Exercise requirements - Word for word, set down the records and skip each picture.

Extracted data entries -
start
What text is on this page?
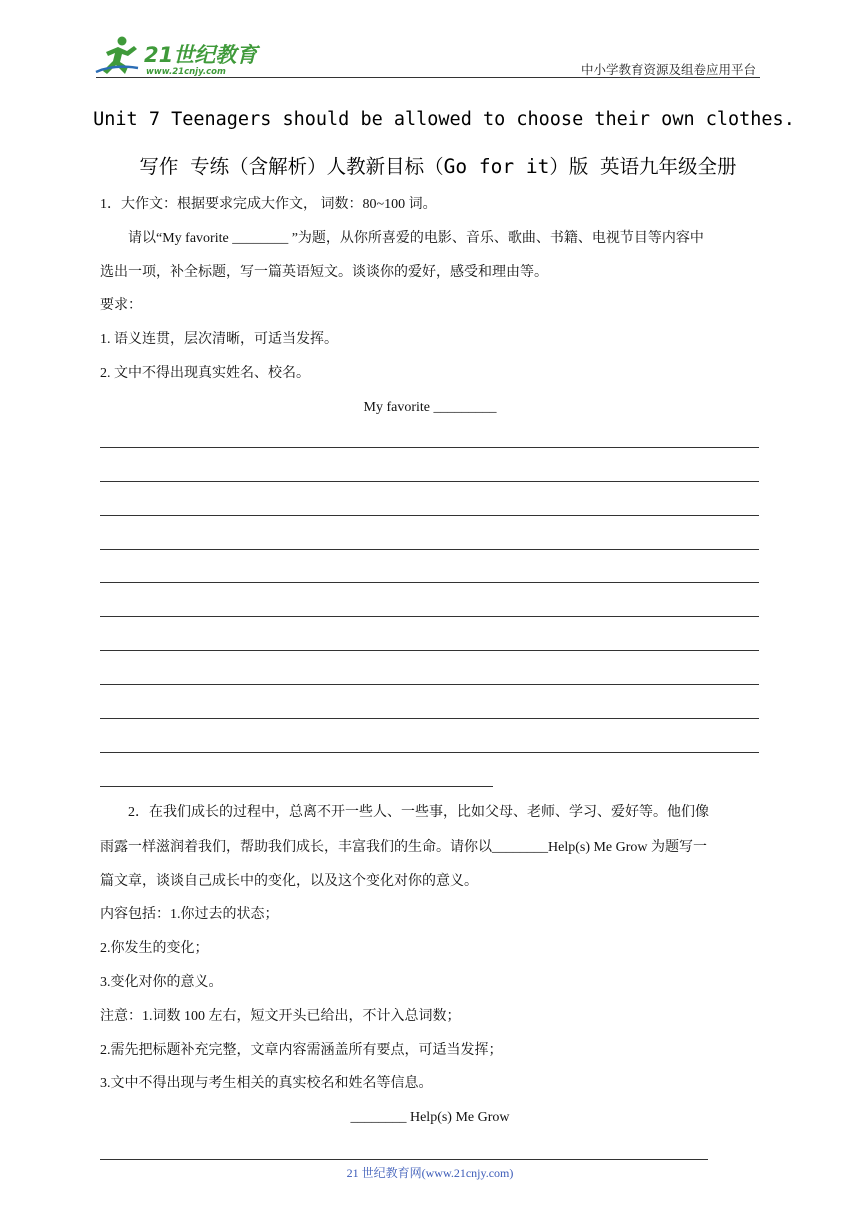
21世纪教育
www.21cnjy.com	中小学教育资源及组卷应用平台
Unit 7 Teenagers should be allowed to choose their own clothes.
写作 专练（含解析）人教新目标（Go for it）版 英语九年级全册
1．大作文：根据要求完成大作文， 词数：80~100 词。
请以“My favorite ________ ”为题，从你所喜爱的电影、音乐、歌曲、书籍、电视节目等内容中
选出一项，补全标题，写一篇英语短文。谈谈你的爱好，感受和理由等。
要求：
1. 语义连贯，层次清晰，可适当发挥。
2. 文中不得出现真实姓名、校名。
My favorite _________
2．在我们成长的过程中，总离不开一些人、一些事，比如父母、老师、学习、爱好等。他们像
雨露一样滋润着我们，帮助我们成长，丰富我们的生命。请你以________Help(s) Me Grow 为题写一
篇文章，谈谈自己成长中的变化，以及这个变化对你的意义。
内容包括：1.你过去的状态；
2.你发生的变化；
3.变化对你的意义。
注意：1.词数 100 左右，短文开头已给出，不计入总词数；
2.需先把标题补充完整，文章内容需涵盖所有要点，可适当发挥；
3.文中不得出现与考生相关的真实校名和姓名等信息。
________ Help(s) Me Grow
21 世纪教育网(www.21cnjy.com)
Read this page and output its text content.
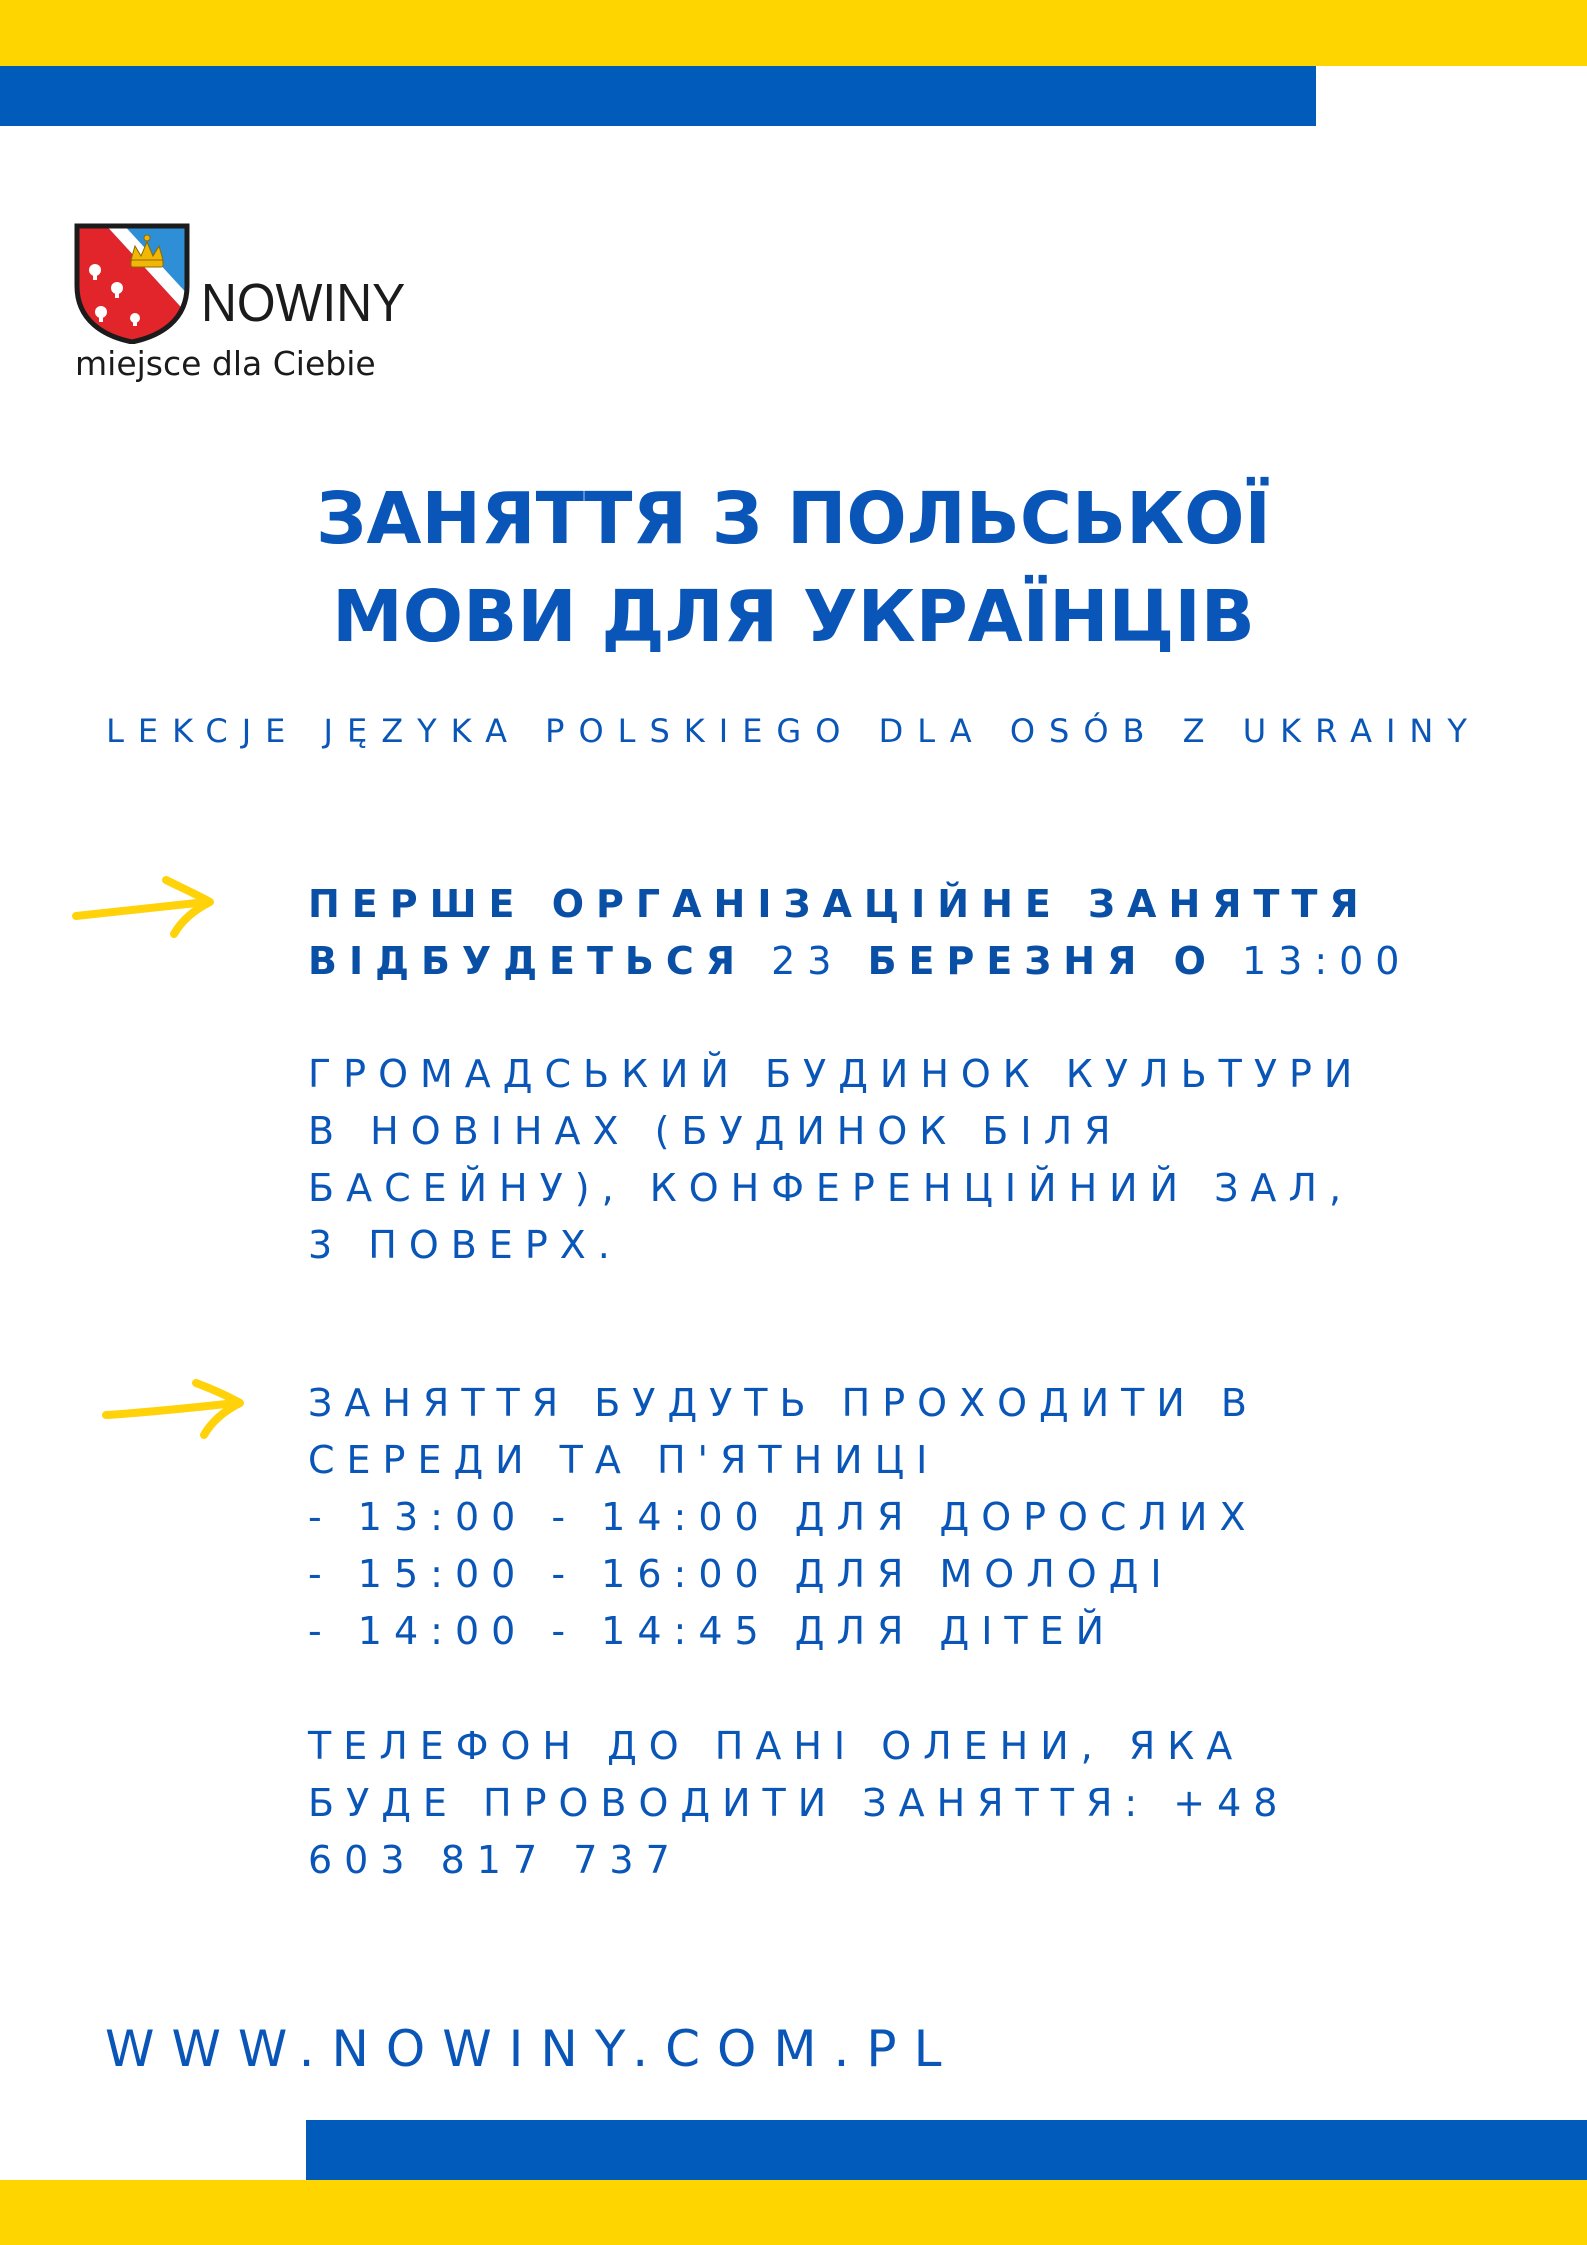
NOWINY
miejsce dla Ciebie
ЗАНЯТТЯ З ПОЛЬСЬКОЇ
МОВИ ДЛЯ УКРАЇНЦІВ
LEKCJE JĘZYKA POLSKIEGO DLA OSÓB Z UKRAINY
ПЕРШЕ ОРГАНІЗАЦІЙНЕ ЗАНЯТТЯ
ВІДБУДЕТЬСЯ 23 БЕРЕЗНЯ О 13:00
ГРОМАДСЬКИЙ БУДИНОК КУЛЬТУРИ
В НОВІНАХ (БУДИНОК БІЛЯ
БАСЕЙНУ), КОНФЕРЕНЦІЙНИЙ ЗАЛ,
3 ПОВЕРХ.
ЗАНЯТТЯ БУДУТЬ ПРОХОДИТИ В
СЕРЕДИ ТА П'ЯТНИЦІ
- 13:00 - 14:00 ДЛЯ ДОРОСЛИХ
- 15:00 - 16:00 ДЛЯ МОЛОДІ
- 14:00 - 14:45 ДЛЯ ДІТЕЙ
ТЕЛЕФОН ДО ПАНІ ОЛЕНИ, ЯКА
БУДЕ ПРОВОДИТИ ЗАНЯТТЯ: +48
603 817 737
WWW.NOWINY.COM.PL
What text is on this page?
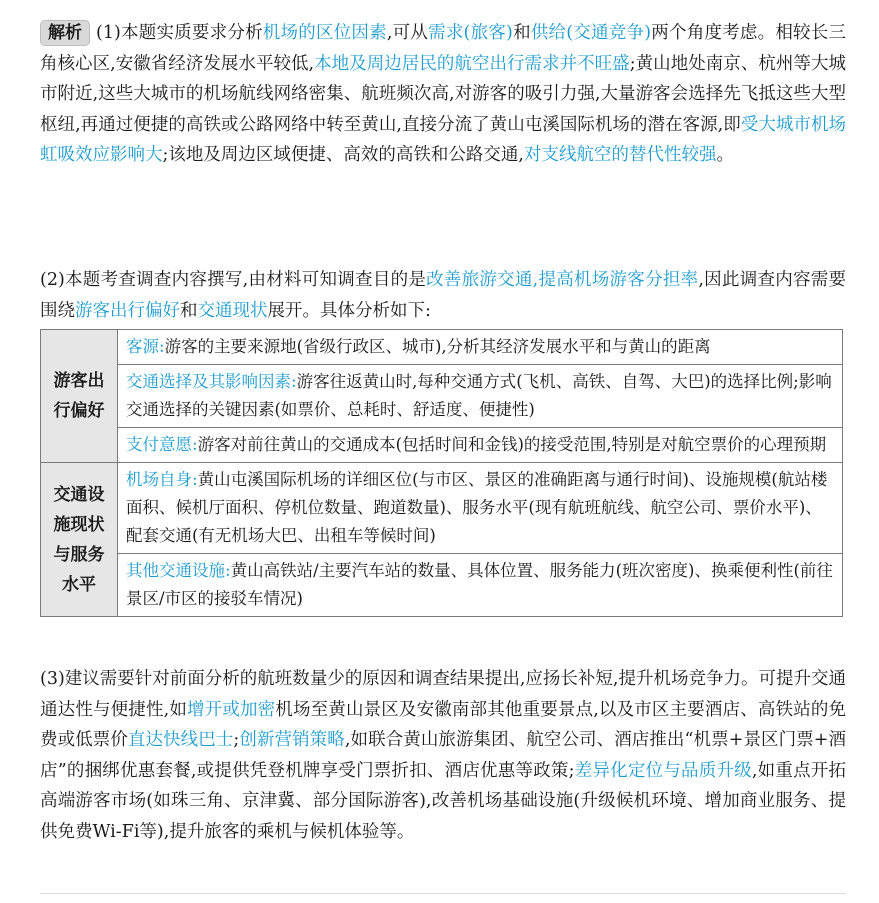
解析 (1)本题实质要求分析机场的区位因素,可从需求(旅客)和供给(交通竞争)两个角度考虑。相较长三角核心区,安徽省经济发展水平较低,本地及周边居民的航空出行需求并不旺盛;黄山地处南京、杭州等大城市附近,这些大城市的机场航线网络密集、航班频次高,对游客的吸引力强,大量游客会选择先飞抵这些大型枢纽,再通过便捷的高铁或公路网络中转至黄山,直接分流了黄山屯溪国际机场的潜在客源,即受大城市机场虹吸效应影响大;该地及周边区域便捷、高效的高铁和公路交通,对支线航空的替代性较强。

(2)本题考查调查内容撰写,由材料可知调查目的是改善旅游交通,提高机场游客分担率,因此调查内容需要围绕游客出行偏好和交通现状展开。具体分析如下:

游客出行偏好	客源:游客的主要来源地(省级行政区、城市),分析其经济发展水平和与黄山的距离
	交通选择及其影响因素:游客往返黄山时,每种交通方式(飞机、高铁、自驾、大巴)的选择比例;影响交通选择的关键因素(如票价、总耗时、舒适度、便捷性)
	支付意愿:游客对前往黄山的交通成本(包括时间和金钱)的接受范围,特别是对航空票价的心理预期
交通设施现状与服务水平	机场自身:黄山屯溪国际机场的详细区位(与市区、景区的准确距离与通行时间)、设施规模(航站楼面积、候机厅面积、停机位数量、跑道数量)、服务水平(现有航班航线、航空公司、票价水平)、配套交通(有无机场大巴、出租车等候时间)
	其他交通设施:黄山高铁站/主要汽车站的数量、具体位置、服务能力(班次密度)、换乘便利性(前往景区/市区的接驳车情况)

(3)建议需要针对前面分析的航班数量少的原因和调查结果提出,应扬长补短,提升机场竞争力。可提升交通通达性与便捷性,如增开或加密机场至黄山景区及安徽南部其他重要景点,以及市区主要酒店、高铁站的免费或低票价直达快线巴士;创新营销策略,如联合黄山旅游集团、航空公司、酒店推出“机票+景区门票+酒店”的捆绑优惠套餐,或提供凭登机牌享受门票折扣、酒店优惠等政策;差异化定位与品质升级,如重点开拓高端游客市场(如珠三角、京津冀、部分国际游客),改善机场基础设施(升级候机环境、增加商业服务、提供免费Wi-Fi等),提升旅客的乘机与候机体验等。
end
Problem solution -
What text is on this page?
21世纪教育
www.21cnjy.com	中小学教育资源及组卷应用平台
Unit 7 Teenagers should be allowed to choose their own clothes.
写作 专练（含解析）人教新目标（Go for it）版 英语九年级全册
1．大作文：根据要求完成大作文， 词数：80~100 词。
请以“My favorite ________ ”为题，从你所喜爱的电影、音乐、歌曲、书籍、电视节目等内容中
选出一项，补全标题，写一篇英语短文。谈谈你的爱好，感受和理由等。
要求：
1. 语义连贯，层次清晰，可适当发挥。
2. 文中不得出现真实姓名、校名。
My favorite _________
2．在我们成长的过程中，总离不开一些人、一些事，比如父母、老师、学习、爱好等。他们像
雨露一样滋润着我们，帮助我们成长，丰富我们的生命。请你以________Help(s) Me Grow 为题写一
篇文章，谈谈自己成长中的变化，以及这个变化对你的意义。
内容包括：1.你过去的状态；
2.你发生的变化；
3.变化对你的意义。
注意：1.词数 100 左右，短文开头已给出，不计入总词数；
2.需先把标题补充完整，文章内容需涵盖所有要点，可适当发挥；
3.文中不得出现与考生相关的真实校名和姓名等信息。
________ Help(s) Me Grow
21 世纪教育网(www.21cnjy.com)
Read this page and output its text content.
NOWINY
miejsce dla Ciebie
ЗАНЯТТЯ З ПОЛЬСЬКОЇ
МОВИ ДЛЯ УКРАЇНЦІВ
LEKCJE JĘZYKA POLSKIEGO DLA OSÓB Z UKRAINY
ПЕРШЕ ОРГАНІЗАЦІЙНЕ ЗАНЯТТЯ
ВІДБУДЕТЬСЯ 23 БЕРЕЗНЯ О 13:00
ГРОМАДСЬКИЙ БУДИНОК КУЛЬТУРИ
В НОВІНАХ (БУДИНОК БІЛЯ
БАСЕЙНУ), КОНФЕРЕНЦІЙНИЙ ЗАЛ,
3 ПОВЕРХ.
ЗАНЯТТЯ БУДУТЬ ПРОХОДИТИ В
СЕРЕДИ ТА П'ЯТНИЦІ
- 13:00 - 14:00 ДЛЯ ДОРОСЛИХ
- 15:00 - 16:00 ДЛЯ МОЛОДІ
- 14:00 - 14:45 ДЛЯ ДІТЕЙ
ТЕЛЕФОН ДО ПАНІ ОЛЕНИ, ЯКА
БУДЕ ПРОВОДИТИ ЗАНЯТТЯ: +48
603 817 737
WWW.NOWINY.COM.PL
What text is on this page?
解析 (1)本题实质要求分析机场的区位因素,可从需求(旅客)和供给(交通竞争)两个角度考虑。相较长三角核心区,安徽省经济发展水平较低,本地及周边居民的航空出行需求并不旺盛;黄山地处南京、杭州等大城市附近,这些大城市的机场航线网络密集、航班频次高,对游客的吸引力强,大量游客会选择先飞抵这些大型枢纽,再通过便捷的高铁或公路网络中转至黄山,直接分流了黄山屯溪国际机场的潜在客源,即受大城市机场虹吸效应影响大;该地及周边区域便捷、高效的高铁和公路交通,对支线航空的替代性较强。

(2)本题考查调查内容撰写,由材料可知调查目的是改善旅游交通,提高机场游客分担率,因此调查内容需要围绕游客出行偏好和交通现状展开。具体分析如下:

游客出行偏好	客源:游客的主要来源地(省级行政区、城市),分析其经济发展水平和与黄山的距离
	交通选择及其影响因素:游客往返黄山时,每种交通方式(飞机、高铁、自驾、大巴)的选择比例;影响交通选择的关键因素(如票价、总耗时、舒适度、便捷性)
	支付意愿:游客对前往黄山的交通成本(包括时间和金钱)的接受范围,特别是对航空票价的心理预期
交通设施现状与服务水平	机场自身:黄山屯溪国际机场的详细区位(与市区、景区的准确距离与通行时间)、设施规模(航站楼面积、候机厅面积、停机位数量、跑道数量)、服务水平(现有航班航线、航空公司、票价水平)、配套交通(有无机场大巴、出租车等候时间)
	其他交通设施:黄山高铁站/主要汽车站的数量、具体位置、服务能力(班次密度)、换乘便利性(前往景区/市区的接驳车情况)

(3)建议需要针对前面分析的航班数量少的原因和调查结果提出,应扬长补短,提升机场竞争力。可提升交通通达性与便捷性,如增开或加密机场至黄山景区及安徽南部其他重要景点,以及市区主要酒店、高铁站的免费或低票价直达快线巴士;创新营销策略,如联合黄山旅游集团、航空公司、酒店推出“机票+景区门票+酒店”的捆绑优惠套餐,或提供凭登机牌享受门票折扣、酒店优惠等政策;差异化定位与品质升级,如重点开拓高端游客市场(如珠三角、京津冀、部分国际游客),改善机场基础设施(升级候机环境、增加商业服务、提供免费Wi-Fi等),提升旅客的乘机与候机体验等。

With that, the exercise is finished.